Zu bearbeiten →
a – Entscheiden Sie für jede Aussage, ob sie mit dem Auszug über die Programmiersprache Go übereinstimmt, und belegen Sie Ihr Ja oder Nein mit einem wörtlichen Zitat: (i) Go-Kompilate laufen ohne weitere Abhängigkeiten. (ii) Go nutzt wie Java den Typ Object. (iii) Der Erscheinungstermin von Go 2 steht bereits fest.
b – Setzen Sie den Auszug über die Programmiersprache Go im Anschluss an seinen letzten Satz fort.

Auszug →
• • • • •

Es gibt außerdem ein reichhaltiges Ökosystem von Drittanbieter-Bibliotheken, sollte eine Funktion nicht in der Standardbibliothek vorhanden sein. Das Einbinden von C-Bibliotheken ist leicht und über das syscall-Package der Standardbibliothek können Entwickler direkt Systemaufrufe ausführen.

Deployment: schnelle Kompilierung, statische Binaries und cross-compiling

Laut Rob Pike, einem der Go-Väter, sind die ersten Ideen zu Go bei einem längeren Kompiliervorgang von C++ entstanden. Ziel war es, die Schmerzen mit C++ wie die langen Kompilierzeiten zu beseitigen.

Go kompiliert in der Tat schnell. Auch große Projekte lassen sich meist in wenigen Sekunden kompilieren. Dazu kommt, dass Go-Kompilate statisch gelinkte Binaries sind, die ohne weitere Abhängigkeiten lauffähig sind. Das mühsame und oft fragile Aufsetzen von Abhängigkeiten auf dem Deployment-Ziel entfällt. Ein erfreulicher Nebeneffekt ist das einfache Kompilieren für andere Betriebssysteme und Prozessorarchitekturen. Entwickler müssen nur die passenden Umgebungsvariablen setzen.

# Cross-compiling von Windows oder macOS für den Raspberry Pi:
$ GOOS=linux GOARCH=arm GOARM=6 go build -o example

Die unschönen Seiten von Go

Neben den vielen Vorteilen von Go gibt es einige Dinge, die nicht gut gelöst sind. Herauszustellen sind vor allem: fehlende generische Datentypen und das Dependency-Management.

Generische Datentypen erlauben parametrische Polymorphie. Das ist gerade bei statisch typisierten Programmiersprachen wünschenswert. Viele Algorithmen und Container-Datentypen müssen Entwickler nur einmal programmieren und dann über den Typ parametrisieren. Ansonsten müsste man sie für jeden Typ ausprogrammieren.

Alle ernstzunehmenden statisch typisierten Programmiersprachen der letzten Jahre unterstützen generische Datentypen – außer Go. Zwar sind die eingebauten Container-Datentypen generisch und über das Verwenden von Interface-Typen lässt sich Codeduplizierung vermeiden, trotzdem fühlt man sich oft in die Zeiten von Java vor Version 1.5 versetzt. Mit dem Unterschied, dass Go das leere Interface statt wie in Java den Typ Object nutzt. In den konkreten Typ wird dann per Cast manuell umgewandelt: ein aufwendiges und fehleranfälliges Verfahren.

Den Kritikpunkt, den viele oft und regelmäßig noch vor Version 1.0 artikulierten, soll Go 2 beheben. Ein Proposal für die Einführung generischer Datentypen liegt vor. Wann Go 2, das nicht mehr mit Go 1.x kompatibel sein wird, erscheint und wie die generischen Datentypen letztlich umgesetzt werden, steht indes noch nicht fest.

• • • • •

[Layout-Koordinatendaten]
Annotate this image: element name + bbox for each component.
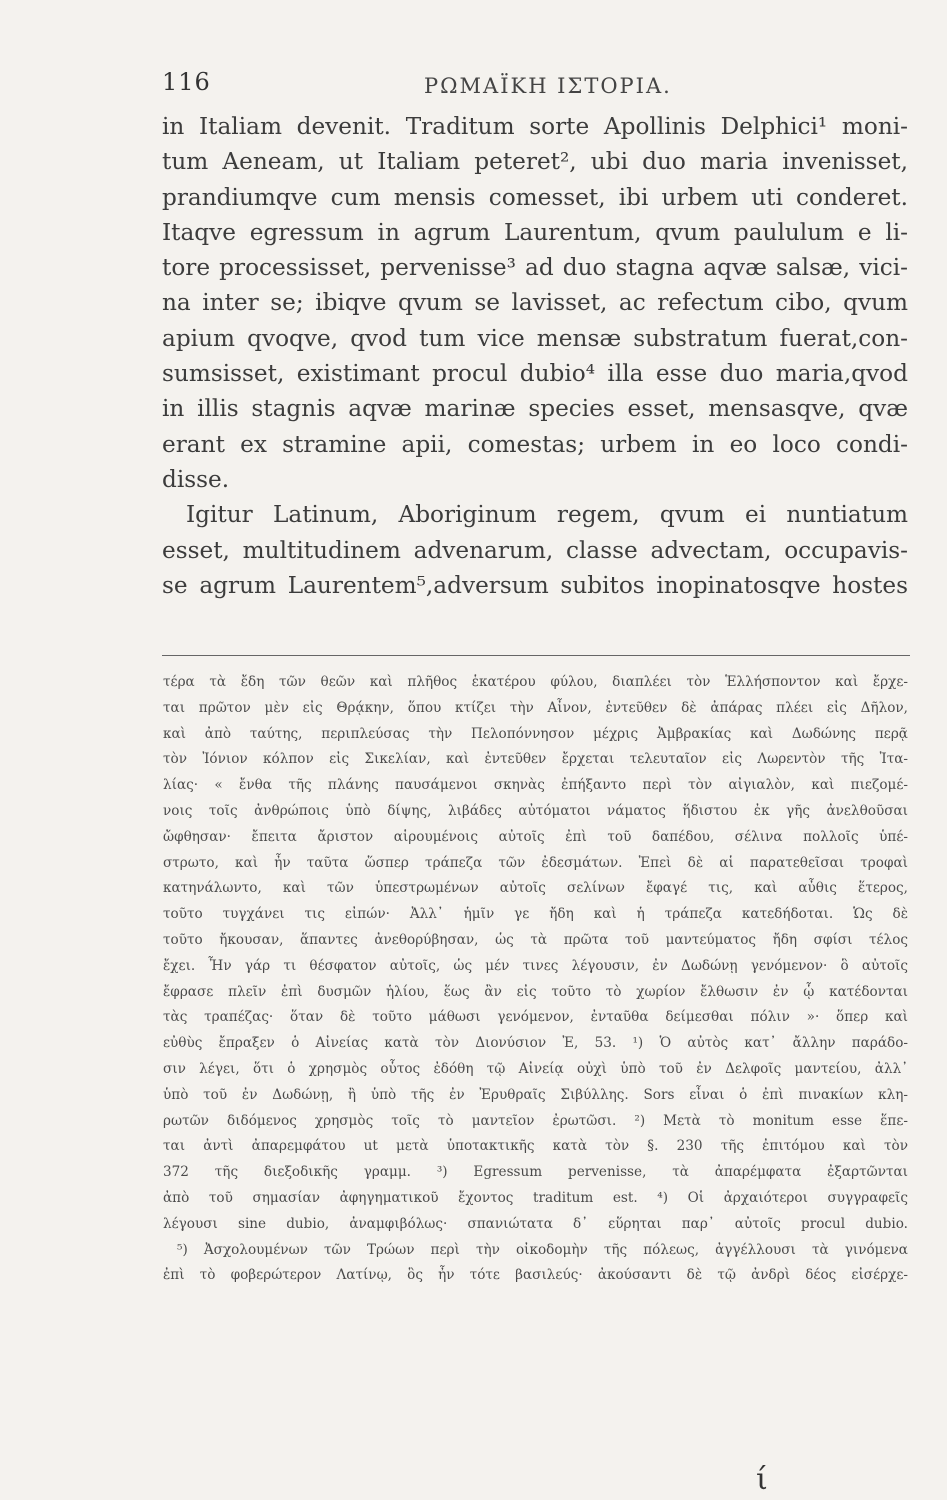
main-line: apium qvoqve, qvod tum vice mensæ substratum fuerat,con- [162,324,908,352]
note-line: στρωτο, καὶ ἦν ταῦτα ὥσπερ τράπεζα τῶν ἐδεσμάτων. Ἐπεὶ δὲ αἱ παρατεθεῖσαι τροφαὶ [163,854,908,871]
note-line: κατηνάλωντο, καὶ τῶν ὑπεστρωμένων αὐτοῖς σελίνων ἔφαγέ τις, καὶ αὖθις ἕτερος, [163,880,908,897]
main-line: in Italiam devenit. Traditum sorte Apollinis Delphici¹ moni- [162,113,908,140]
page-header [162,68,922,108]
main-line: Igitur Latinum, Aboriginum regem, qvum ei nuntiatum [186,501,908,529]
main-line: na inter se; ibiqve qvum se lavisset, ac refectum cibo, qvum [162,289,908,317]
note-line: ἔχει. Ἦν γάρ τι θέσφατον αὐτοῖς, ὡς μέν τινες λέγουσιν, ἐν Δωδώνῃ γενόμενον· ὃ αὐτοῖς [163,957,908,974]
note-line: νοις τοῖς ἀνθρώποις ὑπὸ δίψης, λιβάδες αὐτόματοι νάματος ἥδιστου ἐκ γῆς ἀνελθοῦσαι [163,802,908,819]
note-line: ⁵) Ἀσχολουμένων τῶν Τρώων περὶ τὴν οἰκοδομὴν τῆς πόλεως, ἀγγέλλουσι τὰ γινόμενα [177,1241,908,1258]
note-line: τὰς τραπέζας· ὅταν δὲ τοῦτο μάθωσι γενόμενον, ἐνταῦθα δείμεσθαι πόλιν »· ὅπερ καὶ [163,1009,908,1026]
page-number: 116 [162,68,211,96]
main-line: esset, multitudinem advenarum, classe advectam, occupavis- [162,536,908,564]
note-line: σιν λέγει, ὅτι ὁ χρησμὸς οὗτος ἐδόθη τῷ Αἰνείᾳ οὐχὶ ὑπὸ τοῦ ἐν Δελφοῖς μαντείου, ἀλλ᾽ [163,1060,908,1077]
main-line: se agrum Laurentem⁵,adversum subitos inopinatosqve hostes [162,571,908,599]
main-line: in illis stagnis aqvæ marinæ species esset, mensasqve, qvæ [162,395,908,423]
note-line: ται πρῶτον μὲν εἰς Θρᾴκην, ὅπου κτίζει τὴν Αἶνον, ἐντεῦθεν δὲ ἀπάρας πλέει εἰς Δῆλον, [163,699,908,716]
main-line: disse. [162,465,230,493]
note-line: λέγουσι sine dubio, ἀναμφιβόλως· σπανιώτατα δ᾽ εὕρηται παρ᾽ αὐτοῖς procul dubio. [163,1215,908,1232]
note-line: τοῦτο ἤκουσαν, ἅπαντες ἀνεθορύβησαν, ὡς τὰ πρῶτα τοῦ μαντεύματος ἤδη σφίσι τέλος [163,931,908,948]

• • • • •

Lösungen →
a –
(i) Ja: „Go-Kompilate statisch gelinkte Binaries sind, die ohne weitere Abhängigkeiten lauffähig sind“
(ii) Nein: „Go das leere Interface statt wie in Java den Typ Object nutzt“
(iii) Nein: „Wann Go 2, das nicht mehr mit Go 1.x kompatibel sein wird, erscheint und wie die generischen Datentypen letztlich umgesetzt werden, steht indes noch nicht fest.“

b –
Fehlendes Dependency-Management

Der zweite große Kritikpunkt, der ebenfalls von Anfang an besteht, ist das fehlende Dependency-Management. Es ist zwar seit jeher möglich gewesen, Dependencies ganz einfach herunterzuladen, auch werden dabei Git und GitHub sowie andere Versionskontrollsysteme und Repository-Hoster unterstützt. Ein Beispiel:

$ go get github.com/golang/example/hello

Das Problem ist allerdings, dass es keine Möglichkeit gibt, eine bestimmte Version einer Abhängigkeit anzugeben. Go lädt immer die aktuelle Version. Inkompatibilitäten sind programmiert und reproduzierbare Builds unmöglich. Das Ergebnis ist abhängig davon, wann man die Dependency geladen hat. Bei einem großen Monorepo, das entsprechend gepflegt ist (wie bei Google), ist das selten ein Problem. Will man jedoch Bibliotheken von Drittanbietern nutzen, kann jede Änderung dort den eigenen Build kaputt machen.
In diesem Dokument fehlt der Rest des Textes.